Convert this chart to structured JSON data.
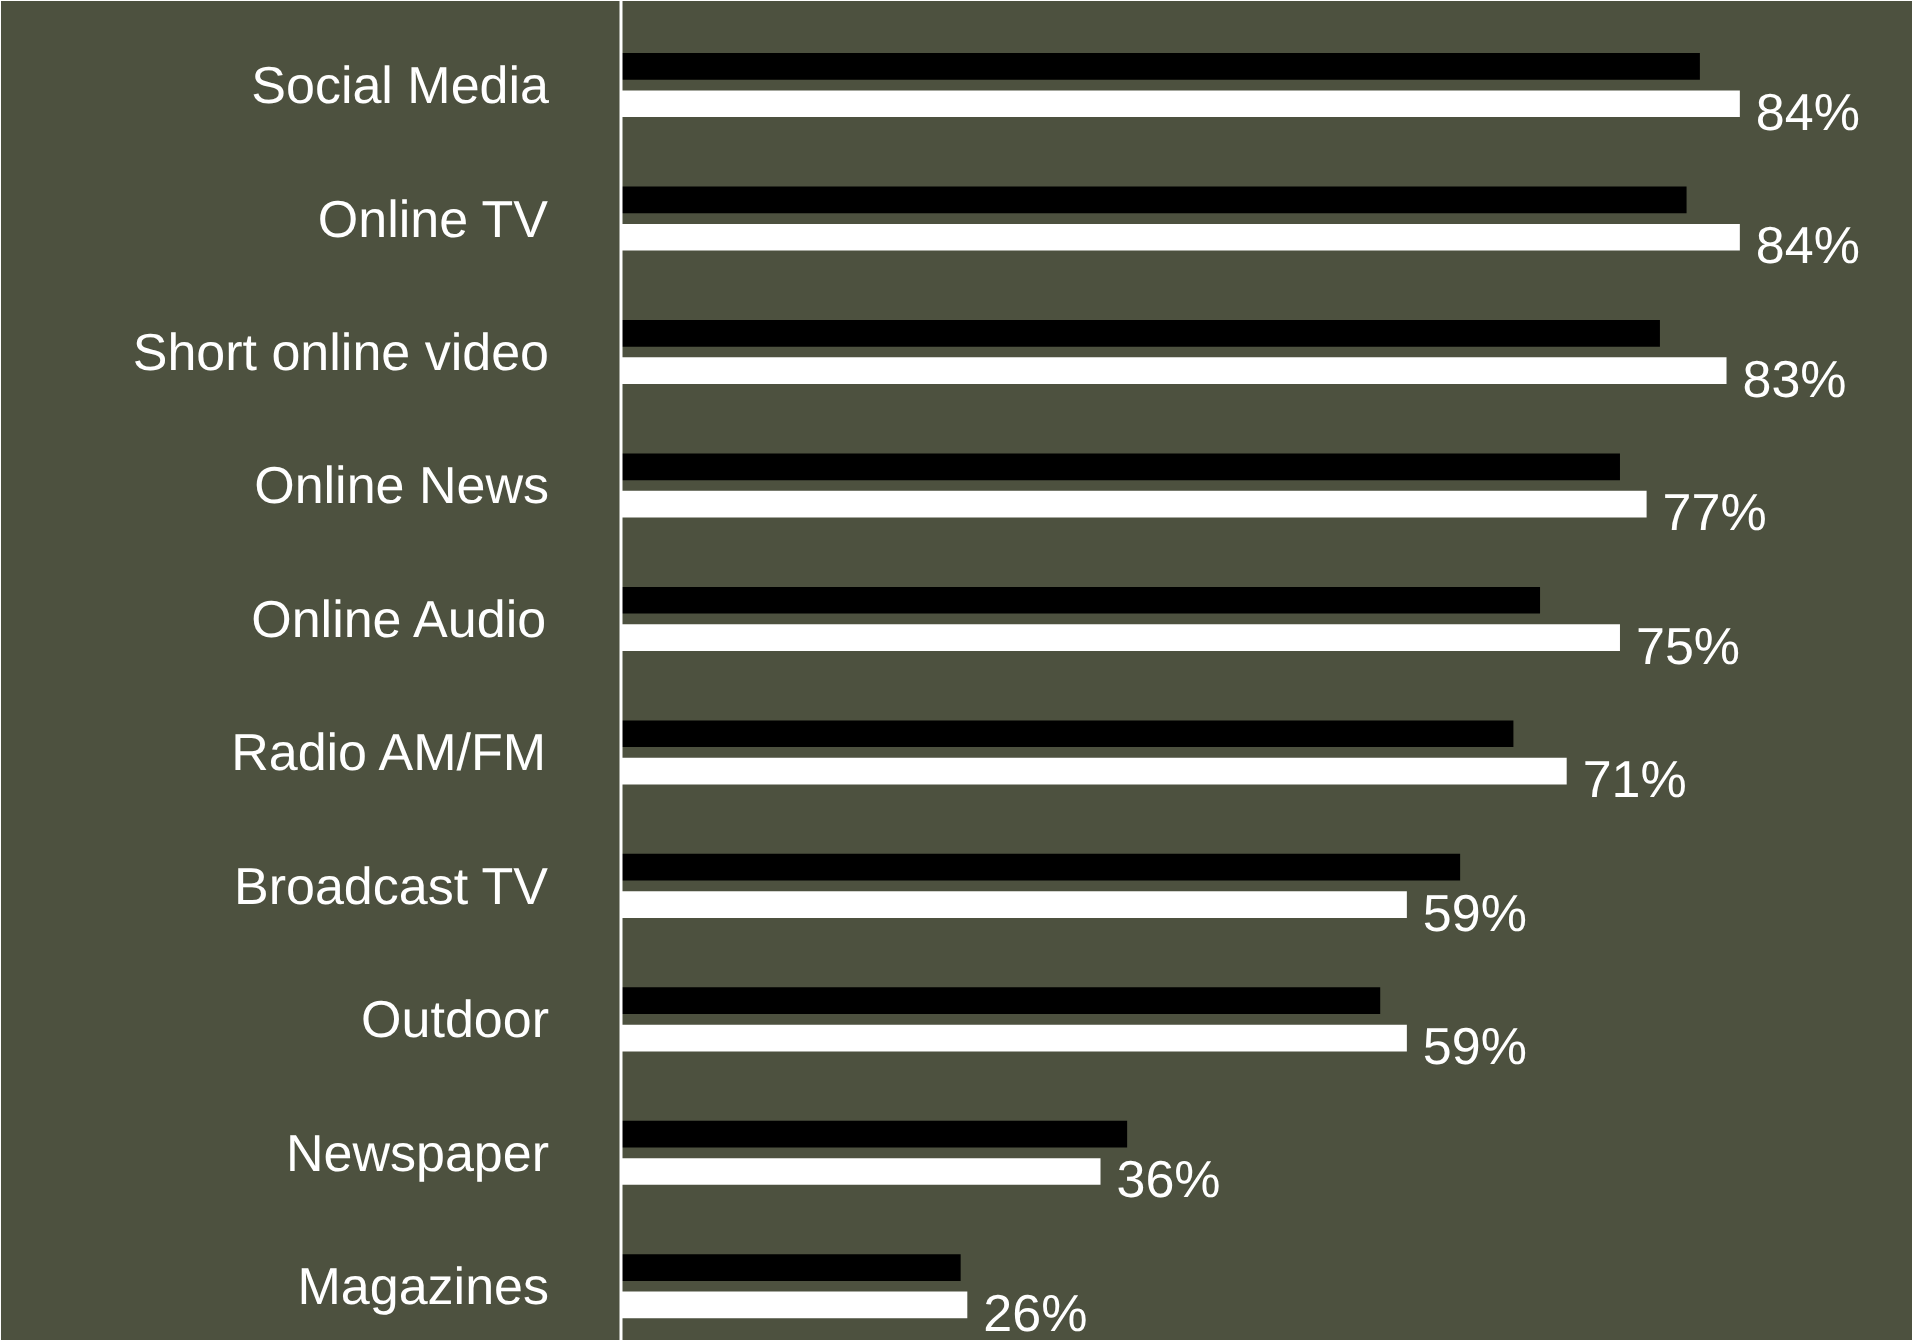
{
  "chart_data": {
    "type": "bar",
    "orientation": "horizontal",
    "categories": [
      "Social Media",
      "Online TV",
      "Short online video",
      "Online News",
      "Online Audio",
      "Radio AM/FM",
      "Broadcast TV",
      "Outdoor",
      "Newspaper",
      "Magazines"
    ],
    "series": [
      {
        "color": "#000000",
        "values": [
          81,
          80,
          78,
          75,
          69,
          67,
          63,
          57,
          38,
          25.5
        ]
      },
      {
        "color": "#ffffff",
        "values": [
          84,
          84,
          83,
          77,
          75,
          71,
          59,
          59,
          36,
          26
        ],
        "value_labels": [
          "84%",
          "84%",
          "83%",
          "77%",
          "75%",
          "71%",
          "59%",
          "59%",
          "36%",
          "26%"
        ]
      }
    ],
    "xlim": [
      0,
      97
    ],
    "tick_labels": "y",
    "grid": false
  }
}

• • • • • • •

Request: Copy the listing over exactly, skipping the pictures it holds.

Solved exercise:
Convert this chart to structured JSON data.
{
  "chart_data": {
    "type": "bar",
    "orientation": "horizontal",
    "categories": [
      "Social Media",
      "Online TV",
      "Short online video",
      "Online News",
      "Online Audio",
      "Radio AM/FM",
      "Broadcast TV",
      "Outdoor",
      "Newspaper",
      "Magazines"
    ],
    "series": [
      {
        "color": "#000000",
        "values": [
          81,
          80,
          78,
          75,
          69,
          67,
          63,
          57,
          38,
          25.5
        ]
      },
      {
        "color": "#ffffff",
        "values": [
          84,
          84,
          83,
          77,
          75,
          71,
          59,
          59,
          36,
          26
        ],
        "value_labels": [
          "84%",
          "84%",
          "83%",
          "77%",
          "75%",
          "71%",
          "59%",
          "59%",
          "36%",
          "26%"
        ]
      }
    ],
    "xlim": [
      0,
      97
    ],
    "tick_labels": "y",
    "grid": false
  }
}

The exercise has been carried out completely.